> _Work instructions_:
Keep the pictures out of the copy and repeat the records exactly.

++++ Provided records

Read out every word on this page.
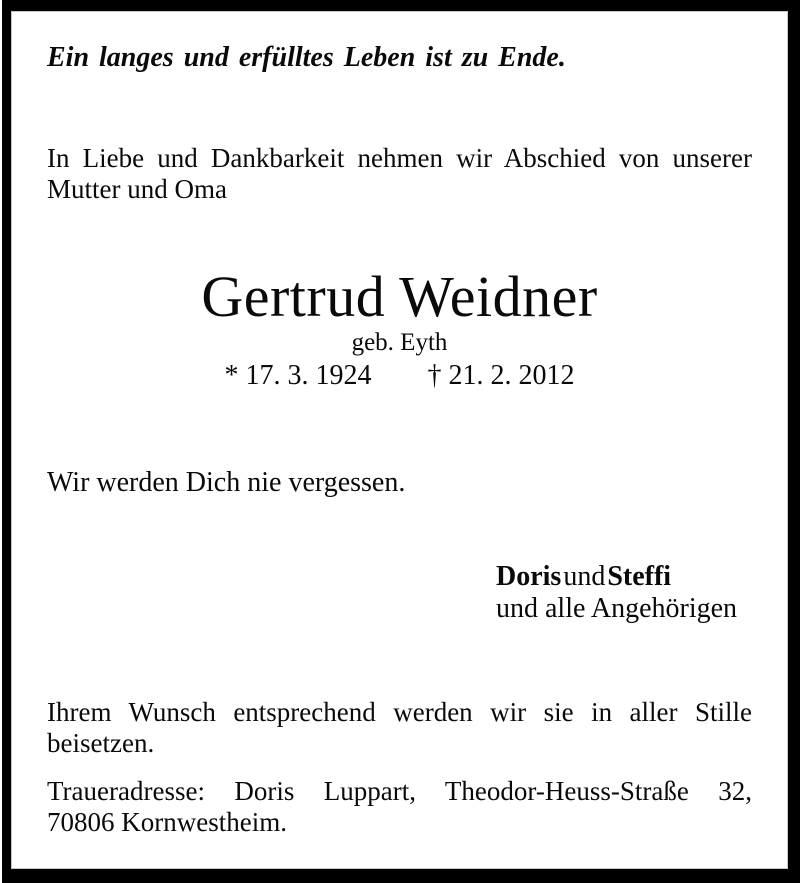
Ein langes und erfülltes Leben ist zu Ende.
In Liebe und Dankbarkeit nehmen wir Abschied von unserer
Mutter und Oma
Gertrud Weidner
geb. Eyth
* 17. 3. 1924 † 21. 2. 2012
Wir werden Dich nie vergessen.
DorisundSteffi
und alle Angehörigen
Ihrem Wunsch entsprechend werden wir sie in aller Stille
beisetzen.
Traueradresse: Doris Luppart, Theodor-Heuss-Straße 32,
70806 Kornwestheim.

++++++++

> _Solution for this task_:
Read out every word on this page.
Ein langes und erfülltes Leben ist zu Ende.
In Liebe und Dankbarkeit nehmen wir Abschied von unserer
Mutter und Oma
Gertrud Weidner
geb. Eyth
* 17. 3. 1924 † 21. 2. 2012
Wir werden Dich nie vergessen.
DorisundSteffi
und alle Angehörigen
Ihrem Wunsch entsprechend werden wir sie in aller Stille
beisetzen.
Traueradresse: Doris Luppart, Theodor-Heuss-Straße 32,
70806 Kornwestheim.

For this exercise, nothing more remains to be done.